-- Start DATA SHOWN --
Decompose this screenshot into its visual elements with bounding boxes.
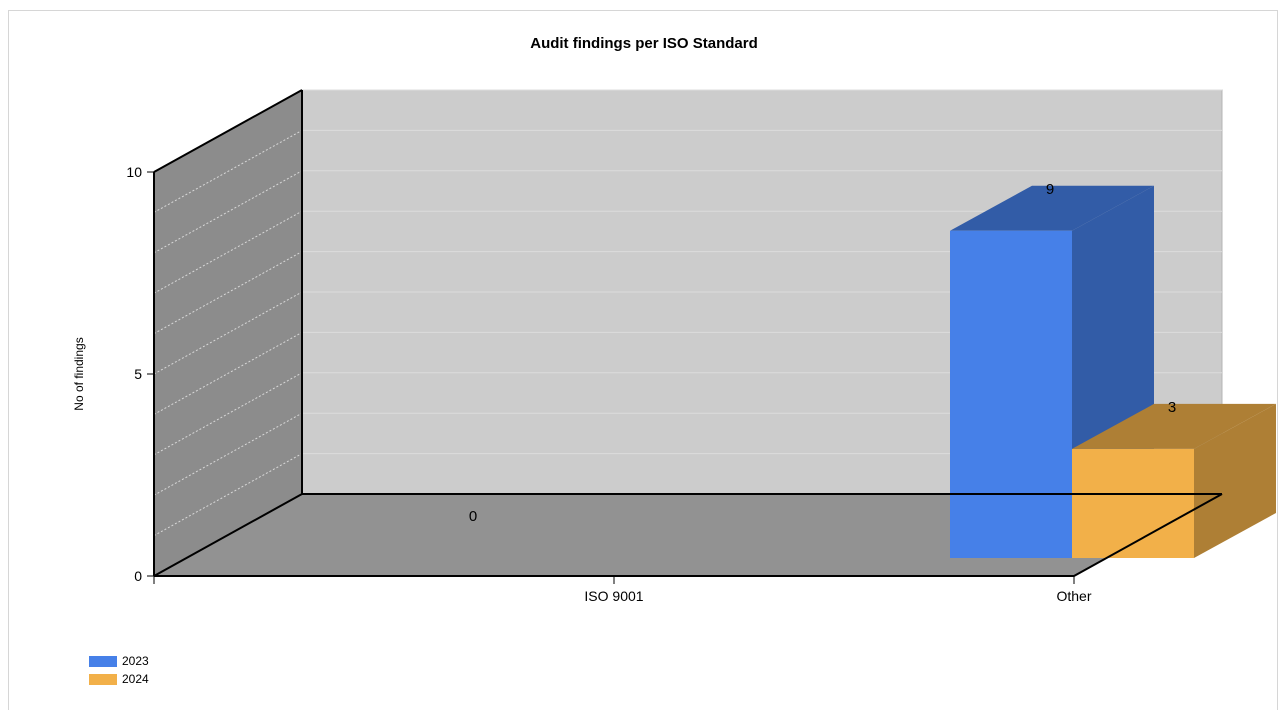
legend-label-2023: 2023 — [122, 654, 149, 668]
bar-2023-Other — [950, 230, 1072, 558]
legend-label-2024: 2024 — [122, 672, 149, 686]
gridline-side — [153, 372, 303, 456]
gridline-side — [153, 251, 303, 335]
y-tick-label: 10 — [126, 164, 142, 180]
legend-swatch-2024 — [89, 673, 117, 685]
gridline-side — [153, 210, 303, 294]
gridline-side — [153, 412, 303, 496]
y-axis-title: No of findings — [72, 337, 86, 410]
gridline-side — [153, 129, 303, 213]
legend-item-2023: 2023 — [89, 652, 149, 670]
legend: 2023 2024 — [89, 652, 149, 688]
legend-item-2024: 2024 — [89, 670, 149, 688]
data-label: 3 — [1168, 399, 1176, 416]
y-ticks: 0 5 10 — [126, 164, 154, 584]
gridline-side — [153, 331, 303, 415]
gridline-side — [153, 291, 303, 375]
legend-swatch-2023 — [89, 655, 117, 667]
floor-left-edge — [153, 493, 303, 577]
chart-title: Audit findings per ISO Standard — [530, 35, 758, 52]
floor-right-edge — [1073, 493, 1223, 577]
x-tick-label: ISO 9001 — [584, 588, 643, 604]
side-top-edge — [153, 89, 303, 173]
bars — [950, 185, 1276, 558]
gridline-side — [153, 170, 303, 254]
x-ticks: ISO 9001 Other — [153, 576, 1092, 604]
data-labels: 9 3 0 — [469, 181, 1176, 525]
gridline-side — [153, 453, 303, 537]
bar-side-2024 — [1194, 403, 1276, 558]
data-label: 9 — [1046, 181, 1054, 198]
bar-top-2023 — [950, 185, 1154, 231]
bar-2024-Other — [1072, 448, 1194, 558]
data-label-zero: 0 — [469, 508, 477, 525]
y-tick-label: 5 — [134, 366, 142, 382]
y-tick-label: 0 — [134, 568, 142, 584]
x-tick-label: Other — [1056, 588, 1091, 604]
bar-top-2024 — [1072, 403, 1276, 449]
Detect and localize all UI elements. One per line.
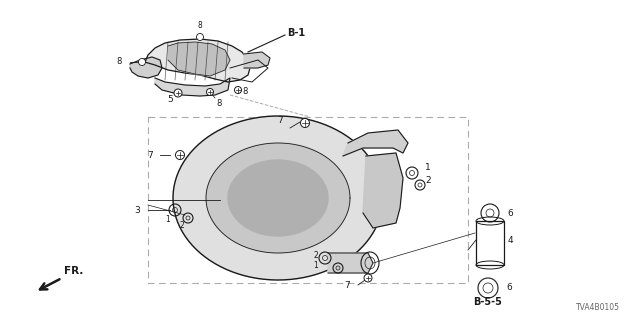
Text: 3: 3 [134,205,140,214]
Polygon shape [145,39,250,82]
Text: 1: 1 [425,163,431,172]
Text: 6: 6 [507,209,513,218]
Text: 8: 8 [116,57,122,66]
Polygon shape [343,130,408,156]
Text: B-5-5: B-5-5 [474,297,502,307]
Text: 7: 7 [147,150,153,159]
Circle shape [234,86,241,93]
Circle shape [138,59,145,66]
Polygon shape [168,42,230,76]
Polygon shape [155,78,230,96]
Polygon shape [363,153,403,228]
Circle shape [175,150,184,159]
Polygon shape [173,116,383,280]
Polygon shape [244,52,270,68]
Text: 8: 8 [216,99,221,108]
Text: 2: 2 [180,221,185,230]
Polygon shape [130,57,162,78]
Text: 1: 1 [313,261,318,270]
Text: 7: 7 [277,116,283,124]
Text: 2: 2 [313,251,318,260]
Text: 7: 7 [344,281,350,290]
Circle shape [174,89,182,97]
Text: 5: 5 [167,95,173,104]
Text: FR.: FR. [64,266,83,276]
Text: B-1: B-1 [287,28,305,38]
Circle shape [207,89,214,95]
Text: TVA4B0105: TVA4B0105 [576,303,620,312]
Circle shape [301,118,310,127]
Bar [476,221,504,265]
Text: 4: 4 [508,236,514,244]
Text: 6: 6 [506,284,512,292]
Polygon shape [328,253,373,273]
Circle shape [364,274,372,282]
Polygon shape [206,143,350,253]
Text: 1: 1 [165,215,170,224]
Text: 2: 2 [425,176,431,185]
Circle shape [196,34,204,41]
Bar [148,117,468,283]
Text: 8: 8 [242,86,248,95]
Text: 8: 8 [198,21,202,30]
Polygon shape [228,160,328,236]
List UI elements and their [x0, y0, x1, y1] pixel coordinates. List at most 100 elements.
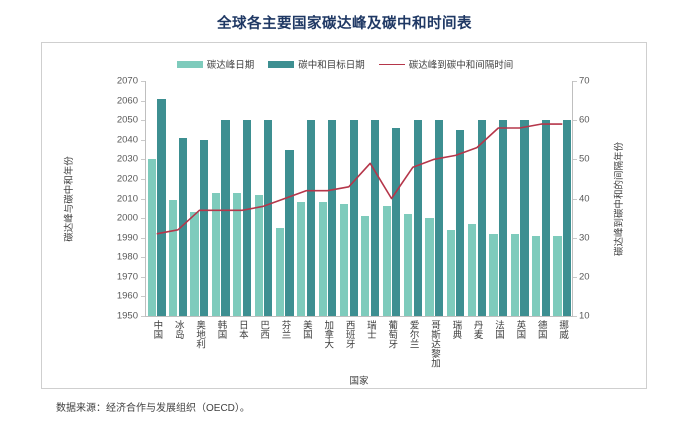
x-category-label: 英国: [514, 320, 526, 339]
gap-line-series: [156, 123, 563, 235]
y-tick-right: 20: [579, 271, 590, 283]
bar-peak-year[interactable]: [446, 229, 455, 316]
x-category-label: 挪威: [557, 320, 569, 339]
x-category-label: 加拿大: [322, 320, 334, 349]
bar-peak-year[interactable]: [339, 204, 349, 316]
y-tick-right: 60: [579, 114, 590, 126]
legend-line-gap: [378, 63, 405, 65]
bar-peak-year[interactable]: [318, 202, 327, 316]
x-category-label: 韩国: [215, 320, 227, 339]
x-category-label: 中国: [151, 320, 163, 339]
source-note: 数据来源：经济合作与发展组织（OECD）。: [56, 403, 250, 414]
x-category-label: 德国: [535, 320, 547, 339]
y-tick-left: 2070: [116, 75, 138, 87]
bar-neutral-year[interactable]: [285, 149, 294, 316]
bar-neutral-year[interactable]: [477, 120, 486, 316]
bar-neutral-year[interactable]: [370, 120, 380, 316]
x-axis-label: 国家: [349, 376, 369, 387]
bar-peak-year[interactable]: [468, 223, 477, 316]
bar-neutral-year[interactable]: [242, 120, 251, 316]
bar-neutral-year[interactable]: [178, 137, 187, 316]
bar-peak-year[interactable]: [211, 192, 220, 316]
y-tick-mark-right: [573, 276, 577, 278]
x-axis-line: [146, 316, 573, 317]
bar-group: [146, 81, 573, 316]
y-tick-left: 2000: [116, 212, 138, 224]
gap-line-path: [156, 123, 563, 235]
bar-group: [146, 81, 573, 316]
bar-peak-year[interactable]: [297, 202, 306, 316]
bar-group: [146, 81, 573, 316]
bar-peak-year[interactable]: [147, 159, 156, 316]
bar-peak-year[interactable]: [425, 218, 434, 316]
y-tick-right: 10: [579, 310, 590, 322]
bar-peak-year[interactable]: [489, 233, 498, 316]
y-tick-left: 2050: [116, 114, 138, 126]
bar-neutral-year[interactable]: [563, 120, 572, 316]
bar-neutral-year[interactable]: [349, 120, 358, 316]
y-tick-mark-right: [573, 81, 577, 82]
bar-peak-year[interactable]: [403, 214, 413, 316]
y-tick-mark-right: [573, 237, 577, 239]
y-tick-left: 1950: [116, 310, 138, 322]
y-tick-left: 2010: [116, 193, 138, 204]
legend-item-peak[interactable]: 碳达峰日期: [176, 57, 255, 71]
bar-neutral-year[interactable]: [541, 120, 550, 316]
y-tick-mark-right: [573, 316, 577, 317]
bar-peak-year[interactable]: [553, 235, 562, 316]
bar-peak-year[interactable]: [361, 216, 370, 316]
bar-peak-year[interactable]: [190, 212, 199, 316]
bar-neutral-year[interactable]: [413, 120, 422, 316]
x-category-label: 巴西: [258, 320, 270, 339]
legend-label-peak: 碳达峰日期: [206, 60, 255, 71]
y-tick-right: 40: [579, 193, 590, 204]
bar-neutral-year[interactable]: [328, 120, 337, 316]
plot-area: [146, 81, 572, 316]
bar-group: [146, 81, 573, 316]
bar-peak-year[interactable]: [510, 233, 519, 316]
chart-legend: 碳达峰日期 碳中和目标日期 碳达峰到碳中和间隔时间: [42, 57, 648, 71]
legend-label-neutral: 碳中和目标日期: [298, 60, 365, 71]
legend-item-gap[interactable]: 碳达峰到碳中和间隔时间: [378, 57, 514, 71]
y-tick-left: 1960: [116, 290, 138, 302]
bar-neutral-year[interactable]: [306, 120, 315, 316]
y-tick-left: 2020: [116, 173, 138, 185]
bar-peak-year[interactable]: [275, 227, 285, 316]
bar-peak-year[interactable]: [169, 200, 178, 316]
bar-peak-year[interactable]: [382, 206, 391, 316]
bar-neutral-year[interactable]: [434, 120, 444, 316]
y-tick-left: 2030: [116, 153, 138, 165]
bar-neutral-year[interactable]: [264, 120, 273, 316]
y-axis-left-line: [145, 81, 146, 317]
legend-label-gap: 碳达峰到碳中和间隔时间: [408, 60, 514, 71]
bar-group: [146, 81, 573, 316]
y-tick-right: 50: [579, 153, 590, 165]
legend-swatch-neutral: [268, 60, 295, 68]
x-category-label: 葡萄牙: [386, 320, 398, 349]
chart-container: 碳达峰日期 碳中和目标日期 碳达峰到碳中和间隔时间 2070 2060 2050 20…: [41, 42, 647, 389]
y-tick-mark-right: [573, 198, 577, 200]
bar-peak-year[interactable]: [233, 192, 242, 316]
bar-neutral-year[interactable]: [157, 98, 166, 316]
bar-neutral-year[interactable]: [221, 120, 230, 316]
bar-neutral-year[interactable]: [498, 120, 508, 316]
bar-group: [146, 81, 573, 316]
y-tick-mark-right: [573, 159, 577, 161]
bar-neutral-year[interactable]: [392, 128, 401, 316]
legend-swatch-peak: [176, 60, 203, 68]
bar-peak-year[interactable]: [254, 194, 263, 316]
bar-group: [146, 81, 573, 316]
bar-neutral-year[interactable]: [456, 129, 465, 316]
bar-neutral-year[interactable]: [520, 120, 529, 316]
bar-group: [146, 81, 573, 316]
x-category-label: 日本: [236, 320, 248, 339]
bar-group: [146, 81, 573, 316]
bar-group: [146, 81, 573, 316]
bar-peak-year[interactable]: [532, 235, 541, 316]
legend-item-neutral[interactable]: 碳中和目标日期: [268, 57, 365, 71]
x-category-label: 瑞典: [450, 320, 462, 339]
bar-neutral-year[interactable]: [200, 139, 209, 316]
x-category-label: 芬兰: [279, 320, 291, 339]
y-tick-left: 1990: [116, 232, 138, 244]
x-category-label: 丹麦: [471, 320, 483, 339]
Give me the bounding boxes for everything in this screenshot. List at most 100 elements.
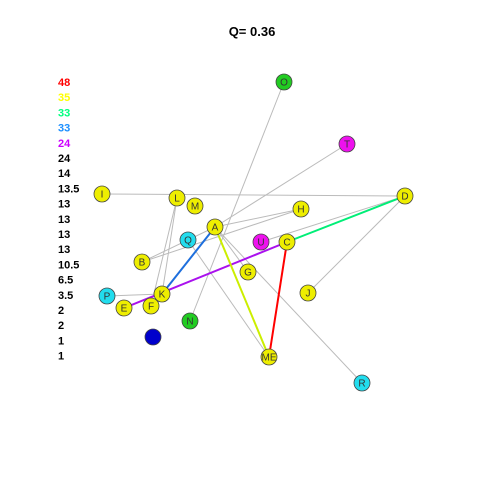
node-label: U	[257, 238, 264, 249]
node-circle	[353, 374, 371, 392]
legend-item: 13	[58, 229, 70, 241]
node-r: R	[353, 374, 371, 392]
node-g: G	[239, 263, 257, 281]
node-label: Q	[184, 236, 192, 247]
legend-item: 13	[58, 244, 70, 256]
node-label: T	[344, 140, 350, 151]
node-circle	[252, 233, 270, 251]
node-t: T	[338, 135, 356, 153]
node-label: ME	[262, 353, 277, 364]
node-h: H	[292, 200, 310, 218]
node-s	[144, 328, 162, 346]
node-label: P	[104, 292, 111, 303]
node-label: D	[401, 192, 408, 203]
edge-b-a	[141, 226, 216, 263]
node-label: B	[139, 258, 146, 269]
legend-item: 24	[58, 138, 71, 150]
node-k: K	[153, 285, 171, 303]
edge-l-k	[161, 197, 178, 295]
node-label: A	[212, 223, 219, 234]
node-circle	[168, 189, 186, 207]
node-label: O	[280, 78, 288, 89]
node-label: F	[148, 302, 154, 313]
node-circle	[396, 187, 414, 205]
node-circle	[153, 285, 171, 303]
legend-item: 13	[58, 199, 70, 211]
node-p: P	[98, 287, 116, 305]
legend-item: 48	[58, 77, 70, 89]
node-circle	[181, 312, 199, 330]
node-b: B	[133, 253, 151, 271]
node-circle	[275, 73, 293, 91]
edge-c-me	[268, 241, 288, 358]
node-m: M	[186, 197, 204, 215]
node-label: L	[174, 194, 180, 205]
edge-q-me	[187, 239, 270, 358]
legend-item: 1	[58, 335, 64, 347]
node-circle	[144, 328, 162, 346]
legend-item: 2	[58, 320, 64, 332]
legend-item: 35	[58, 92, 70, 104]
node-u: U	[252, 233, 270, 251]
node-c: C	[278, 233, 296, 251]
edge-d-j	[307, 195, 406, 294]
edge-c-d	[286, 195, 406, 243]
node-circle	[239, 263, 257, 281]
node-me: ME	[260, 348, 278, 366]
node-f: F	[142, 297, 160, 315]
edge-i-d	[101, 193, 406, 197]
node-label: M	[191, 202, 199, 213]
edge-e-c	[123, 241, 288, 309]
node-circle	[299, 284, 317, 302]
edge-a-g	[214, 226, 249, 273]
graph-title: Q= 0.36	[229, 24, 276, 39]
node-label: G	[244, 268, 252, 279]
node-circle	[93, 185, 111, 203]
node-d: D	[396, 187, 414, 205]
edge-a-me	[214, 226, 270, 358]
legend-item: 13.5	[58, 183, 79, 195]
node-label: H	[297, 205, 304, 216]
legend-item: 3.5	[58, 290, 73, 302]
node-label: I	[101, 190, 104, 201]
legend-item: 13	[58, 214, 70, 226]
node-circle	[142, 297, 160, 315]
legend-item: 6.5	[58, 275, 73, 287]
legend: 48 35 33 33 24 24 14 13.5 13 13 13 13 10.5 6.5 3.5 2 2 1 1	[58, 77, 79, 363]
edge-h-a	[214, 208, 302, 228]
edge-t-a	[214, 143, 348, 228]
node-label: C	[283, 238, 290, 249]
node-circle	[292, 200, 310, 218]
nodes: O T I LM D H A Q U C B G J P K E F N ME R	[93, 73, 414, 392]
node-label: K	[159, 290, 166, 301]
node-e: E	[115, 299, 133, 317]
node-circle	[338, 135, 356, 153]
node-l: L	[168, 189, 186, 207]
node-circle	[278, 233, 296, 251]
node-circle	[115, 299, 133, 317]
legend-item: 33	[58, 107, 70, 119]
node-circle	[133, 253, 151, 271]
node-j: J	[299, 284, 317, 302]
legend-item: 14	[58, 168, 71, 180]
edge-p-k	[106, 293, 163, 297]
node-label: N	[186, 317, 193, 328]
legend-item: 1	[58, 351, 64, 363]
edge-a-r	[214, 226, 363, 384]
node-o: O	[275, 73, 293, 91]
node-circle	[179, 231, 197, 249]
node-a: A	[206, 218, 224, 236]
node-circle	[206, 218, 224, 236]
node-q: Q	[179, 231, 197, 249]
node-label: E	[121, 304, 128, 315]
edge-k-a	[161, 226, 216, 295]
node-label: R	[358, 379, 365, 390]
legend-item: 10.5	[58, 259, 79, 271]
node-label: J	[306, 289, 311, 300]
node-n: N	[181, 312, 199, 330]
edges	[101, 81, 406, 384]
legend-item: 2	[58, 305, 64, 317]
node-circle	[98, 287, 116, 305]
node-circle	[186, 197, 204, 215]
legend-item: 24	[58, 153, 71, 165]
-- End DATA SHOWN --
Set down again, unchanged, the part of the listing that opens with the line containing "Text: 3: 3 [134,205,140,214]" and closes with the line containing "Polygon shape [363,153,403,228]", both lines included.

*REPLY*
Text: 3: 3 [134,205,140,214]
Polygon shape [145,39,250,82]
Text: 1: 1 [425,163,431,172]
Text: 6: 6 [507,209,513,218]
Text: 8: 8 [116,57,122,66]
Polygon shape [343,130,408,156]
Text: B-5-5: B-5-5 [474,297,502,307]
Text: 7: 7 [147,150,153,159]
Circle shape [234,86,241,93]
Circle shape [138,59,145,66]
Polygon shape [168,42,230,76]
Polygon shape [155,78,230,96]
Polygon shape [363,153,403,228]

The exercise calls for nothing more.